_What is required_.
Go through the listing below and gather every line with the word "Allele".

-- start --

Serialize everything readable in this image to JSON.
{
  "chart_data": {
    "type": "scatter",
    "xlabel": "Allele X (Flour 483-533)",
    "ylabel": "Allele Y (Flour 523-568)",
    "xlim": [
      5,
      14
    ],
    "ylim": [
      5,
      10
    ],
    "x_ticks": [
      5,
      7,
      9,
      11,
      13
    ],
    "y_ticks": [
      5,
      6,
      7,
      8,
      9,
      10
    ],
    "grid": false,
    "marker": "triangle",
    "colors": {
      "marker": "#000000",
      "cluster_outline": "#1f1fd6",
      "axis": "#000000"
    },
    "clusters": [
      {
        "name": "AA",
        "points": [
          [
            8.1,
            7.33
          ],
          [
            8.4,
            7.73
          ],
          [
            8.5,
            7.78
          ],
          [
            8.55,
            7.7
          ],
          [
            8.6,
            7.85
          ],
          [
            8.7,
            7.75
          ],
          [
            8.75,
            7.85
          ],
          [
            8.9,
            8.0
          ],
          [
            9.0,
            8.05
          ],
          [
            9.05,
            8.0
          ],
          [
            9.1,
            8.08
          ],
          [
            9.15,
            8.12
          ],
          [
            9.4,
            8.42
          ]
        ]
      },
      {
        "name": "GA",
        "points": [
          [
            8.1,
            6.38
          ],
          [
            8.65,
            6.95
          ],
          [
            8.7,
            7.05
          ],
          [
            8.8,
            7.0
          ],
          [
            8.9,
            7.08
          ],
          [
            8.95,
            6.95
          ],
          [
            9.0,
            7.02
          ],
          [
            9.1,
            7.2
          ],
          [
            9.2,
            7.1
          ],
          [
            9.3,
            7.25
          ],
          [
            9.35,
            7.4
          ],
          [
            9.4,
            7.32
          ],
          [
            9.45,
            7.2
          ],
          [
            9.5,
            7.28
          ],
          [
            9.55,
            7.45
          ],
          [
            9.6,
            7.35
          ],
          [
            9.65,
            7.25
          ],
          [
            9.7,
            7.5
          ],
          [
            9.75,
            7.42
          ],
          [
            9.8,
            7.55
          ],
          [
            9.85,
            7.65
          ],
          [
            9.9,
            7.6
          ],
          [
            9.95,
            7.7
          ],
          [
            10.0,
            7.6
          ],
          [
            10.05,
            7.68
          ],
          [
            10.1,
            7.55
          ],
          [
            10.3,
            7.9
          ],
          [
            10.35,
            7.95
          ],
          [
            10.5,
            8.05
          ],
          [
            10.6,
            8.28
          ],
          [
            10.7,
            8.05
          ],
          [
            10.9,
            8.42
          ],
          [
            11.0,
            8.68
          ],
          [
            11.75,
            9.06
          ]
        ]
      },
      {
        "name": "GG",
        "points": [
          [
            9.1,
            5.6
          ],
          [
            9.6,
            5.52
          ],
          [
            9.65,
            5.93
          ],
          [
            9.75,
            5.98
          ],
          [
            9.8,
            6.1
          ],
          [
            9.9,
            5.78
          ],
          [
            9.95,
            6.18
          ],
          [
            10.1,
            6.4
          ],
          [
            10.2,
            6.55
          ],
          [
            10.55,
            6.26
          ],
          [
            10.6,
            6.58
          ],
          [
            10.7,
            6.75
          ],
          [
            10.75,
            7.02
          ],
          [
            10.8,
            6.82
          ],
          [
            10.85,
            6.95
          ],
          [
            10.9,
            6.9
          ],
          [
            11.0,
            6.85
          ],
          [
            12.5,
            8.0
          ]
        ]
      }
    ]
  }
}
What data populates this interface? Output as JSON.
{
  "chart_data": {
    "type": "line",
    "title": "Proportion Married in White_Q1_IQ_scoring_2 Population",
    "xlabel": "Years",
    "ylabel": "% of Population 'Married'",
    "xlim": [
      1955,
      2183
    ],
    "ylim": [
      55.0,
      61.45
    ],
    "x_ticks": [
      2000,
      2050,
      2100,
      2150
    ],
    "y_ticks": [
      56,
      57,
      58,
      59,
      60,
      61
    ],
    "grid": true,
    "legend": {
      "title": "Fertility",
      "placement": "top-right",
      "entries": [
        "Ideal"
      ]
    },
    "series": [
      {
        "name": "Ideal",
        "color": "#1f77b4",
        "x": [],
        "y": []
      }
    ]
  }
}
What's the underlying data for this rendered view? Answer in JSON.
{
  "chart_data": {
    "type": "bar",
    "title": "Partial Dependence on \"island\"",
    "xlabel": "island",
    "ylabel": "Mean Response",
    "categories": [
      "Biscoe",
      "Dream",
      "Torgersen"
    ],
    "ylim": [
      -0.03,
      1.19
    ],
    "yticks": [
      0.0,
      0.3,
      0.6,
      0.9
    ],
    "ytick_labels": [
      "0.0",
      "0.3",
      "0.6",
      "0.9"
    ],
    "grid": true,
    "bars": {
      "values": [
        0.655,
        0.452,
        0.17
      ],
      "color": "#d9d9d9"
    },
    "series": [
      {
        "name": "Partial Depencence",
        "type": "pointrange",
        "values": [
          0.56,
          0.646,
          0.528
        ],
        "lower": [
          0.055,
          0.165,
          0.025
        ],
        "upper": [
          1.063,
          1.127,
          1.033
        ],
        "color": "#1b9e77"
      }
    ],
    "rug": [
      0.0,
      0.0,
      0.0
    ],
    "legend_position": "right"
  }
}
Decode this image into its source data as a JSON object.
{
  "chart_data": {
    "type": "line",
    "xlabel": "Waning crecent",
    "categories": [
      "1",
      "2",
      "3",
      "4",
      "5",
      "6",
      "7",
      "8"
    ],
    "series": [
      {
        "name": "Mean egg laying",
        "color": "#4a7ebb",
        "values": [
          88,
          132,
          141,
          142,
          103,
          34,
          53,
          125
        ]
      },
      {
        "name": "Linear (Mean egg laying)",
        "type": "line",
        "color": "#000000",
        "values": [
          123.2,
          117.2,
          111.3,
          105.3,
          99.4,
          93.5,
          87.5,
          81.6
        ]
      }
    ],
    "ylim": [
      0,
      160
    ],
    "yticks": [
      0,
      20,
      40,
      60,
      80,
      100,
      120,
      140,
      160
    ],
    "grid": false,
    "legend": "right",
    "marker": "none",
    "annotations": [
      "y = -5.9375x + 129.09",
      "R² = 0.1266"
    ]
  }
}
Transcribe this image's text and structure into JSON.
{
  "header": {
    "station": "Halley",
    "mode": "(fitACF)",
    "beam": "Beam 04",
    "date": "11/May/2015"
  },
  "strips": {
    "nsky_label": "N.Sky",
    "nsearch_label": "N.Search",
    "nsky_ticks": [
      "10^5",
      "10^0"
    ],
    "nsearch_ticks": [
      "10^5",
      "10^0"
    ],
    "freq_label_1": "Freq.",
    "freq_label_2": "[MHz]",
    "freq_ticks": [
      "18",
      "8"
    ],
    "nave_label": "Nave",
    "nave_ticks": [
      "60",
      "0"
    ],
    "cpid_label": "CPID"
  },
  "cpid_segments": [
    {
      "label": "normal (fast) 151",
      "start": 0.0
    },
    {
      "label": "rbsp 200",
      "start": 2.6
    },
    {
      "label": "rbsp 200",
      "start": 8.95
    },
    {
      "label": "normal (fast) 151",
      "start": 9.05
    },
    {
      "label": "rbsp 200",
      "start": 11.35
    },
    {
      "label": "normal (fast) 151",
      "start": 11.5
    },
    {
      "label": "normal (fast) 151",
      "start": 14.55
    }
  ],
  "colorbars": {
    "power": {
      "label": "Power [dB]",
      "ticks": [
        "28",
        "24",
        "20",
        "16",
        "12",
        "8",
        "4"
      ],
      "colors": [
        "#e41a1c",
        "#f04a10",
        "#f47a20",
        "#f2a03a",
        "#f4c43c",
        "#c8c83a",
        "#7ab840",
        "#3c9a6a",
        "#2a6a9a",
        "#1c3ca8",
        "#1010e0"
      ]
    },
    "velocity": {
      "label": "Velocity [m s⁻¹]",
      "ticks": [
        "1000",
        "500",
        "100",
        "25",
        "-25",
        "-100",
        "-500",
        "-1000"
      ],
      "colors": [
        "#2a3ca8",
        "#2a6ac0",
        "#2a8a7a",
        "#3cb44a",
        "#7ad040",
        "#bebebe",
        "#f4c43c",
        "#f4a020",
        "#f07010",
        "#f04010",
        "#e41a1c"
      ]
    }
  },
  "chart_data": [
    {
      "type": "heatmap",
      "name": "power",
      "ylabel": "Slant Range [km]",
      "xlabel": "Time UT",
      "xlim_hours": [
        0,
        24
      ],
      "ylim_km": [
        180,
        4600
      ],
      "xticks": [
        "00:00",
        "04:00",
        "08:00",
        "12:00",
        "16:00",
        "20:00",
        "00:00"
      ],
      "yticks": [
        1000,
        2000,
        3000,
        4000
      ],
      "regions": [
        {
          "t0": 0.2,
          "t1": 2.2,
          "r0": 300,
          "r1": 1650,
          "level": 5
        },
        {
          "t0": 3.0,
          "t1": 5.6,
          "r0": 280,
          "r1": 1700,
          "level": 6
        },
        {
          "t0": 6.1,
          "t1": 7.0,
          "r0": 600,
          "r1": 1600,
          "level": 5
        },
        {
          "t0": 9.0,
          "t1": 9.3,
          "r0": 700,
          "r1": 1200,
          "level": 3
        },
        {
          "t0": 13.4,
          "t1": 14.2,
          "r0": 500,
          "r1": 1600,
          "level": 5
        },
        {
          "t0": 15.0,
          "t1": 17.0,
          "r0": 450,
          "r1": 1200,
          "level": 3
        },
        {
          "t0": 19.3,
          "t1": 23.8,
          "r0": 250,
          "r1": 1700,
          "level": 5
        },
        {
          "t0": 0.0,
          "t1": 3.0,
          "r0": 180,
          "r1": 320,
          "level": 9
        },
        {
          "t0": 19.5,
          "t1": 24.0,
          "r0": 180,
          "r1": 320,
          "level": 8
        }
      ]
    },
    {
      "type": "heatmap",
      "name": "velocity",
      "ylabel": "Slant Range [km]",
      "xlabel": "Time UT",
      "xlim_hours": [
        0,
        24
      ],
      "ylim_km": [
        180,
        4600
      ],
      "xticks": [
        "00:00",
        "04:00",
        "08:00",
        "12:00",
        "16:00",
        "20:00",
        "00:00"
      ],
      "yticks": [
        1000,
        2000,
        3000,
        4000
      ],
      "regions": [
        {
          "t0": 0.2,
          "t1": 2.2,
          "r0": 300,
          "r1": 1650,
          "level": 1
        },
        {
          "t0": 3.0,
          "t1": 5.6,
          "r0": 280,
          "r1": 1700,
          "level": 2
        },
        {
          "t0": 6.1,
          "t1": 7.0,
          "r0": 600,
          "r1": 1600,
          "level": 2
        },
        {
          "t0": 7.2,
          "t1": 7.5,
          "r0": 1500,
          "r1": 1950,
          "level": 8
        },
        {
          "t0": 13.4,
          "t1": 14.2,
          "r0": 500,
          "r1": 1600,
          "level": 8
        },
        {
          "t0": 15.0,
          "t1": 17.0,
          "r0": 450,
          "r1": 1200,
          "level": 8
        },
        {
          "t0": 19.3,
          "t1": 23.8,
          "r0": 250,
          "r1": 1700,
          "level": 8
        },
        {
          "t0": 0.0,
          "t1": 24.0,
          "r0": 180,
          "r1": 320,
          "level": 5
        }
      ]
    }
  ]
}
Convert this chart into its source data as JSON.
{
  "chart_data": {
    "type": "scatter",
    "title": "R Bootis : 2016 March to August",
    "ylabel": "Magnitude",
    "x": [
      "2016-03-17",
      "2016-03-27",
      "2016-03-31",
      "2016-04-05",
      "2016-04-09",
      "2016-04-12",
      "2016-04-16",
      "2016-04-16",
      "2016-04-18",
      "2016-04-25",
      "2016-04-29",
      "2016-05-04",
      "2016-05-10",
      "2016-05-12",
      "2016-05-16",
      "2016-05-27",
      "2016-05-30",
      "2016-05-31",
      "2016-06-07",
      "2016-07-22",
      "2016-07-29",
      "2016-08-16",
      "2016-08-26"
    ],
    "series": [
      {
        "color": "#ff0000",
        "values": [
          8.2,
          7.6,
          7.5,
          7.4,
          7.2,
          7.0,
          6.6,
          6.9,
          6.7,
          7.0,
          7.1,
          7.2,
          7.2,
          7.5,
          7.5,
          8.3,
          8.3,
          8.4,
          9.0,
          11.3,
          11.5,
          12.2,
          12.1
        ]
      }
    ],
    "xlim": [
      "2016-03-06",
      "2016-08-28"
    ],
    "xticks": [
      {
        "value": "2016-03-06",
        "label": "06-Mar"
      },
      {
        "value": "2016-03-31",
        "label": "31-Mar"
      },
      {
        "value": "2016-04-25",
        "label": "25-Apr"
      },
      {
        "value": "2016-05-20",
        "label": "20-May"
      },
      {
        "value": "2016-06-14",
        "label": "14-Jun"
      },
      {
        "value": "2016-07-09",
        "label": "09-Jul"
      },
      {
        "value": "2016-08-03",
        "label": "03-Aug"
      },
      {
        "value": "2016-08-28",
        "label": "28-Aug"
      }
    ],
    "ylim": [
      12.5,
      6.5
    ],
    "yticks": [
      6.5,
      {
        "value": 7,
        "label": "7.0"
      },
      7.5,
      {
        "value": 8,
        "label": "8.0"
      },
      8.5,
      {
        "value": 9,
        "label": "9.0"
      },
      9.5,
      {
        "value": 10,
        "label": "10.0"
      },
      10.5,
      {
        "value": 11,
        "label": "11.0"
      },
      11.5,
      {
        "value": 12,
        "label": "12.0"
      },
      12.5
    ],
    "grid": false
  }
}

-- end --

_Reply to the exercise_.
    "xlabel": "Allele X (Flour 483-533)",
    "ylabel": "Allele Y (Flour 523-568)",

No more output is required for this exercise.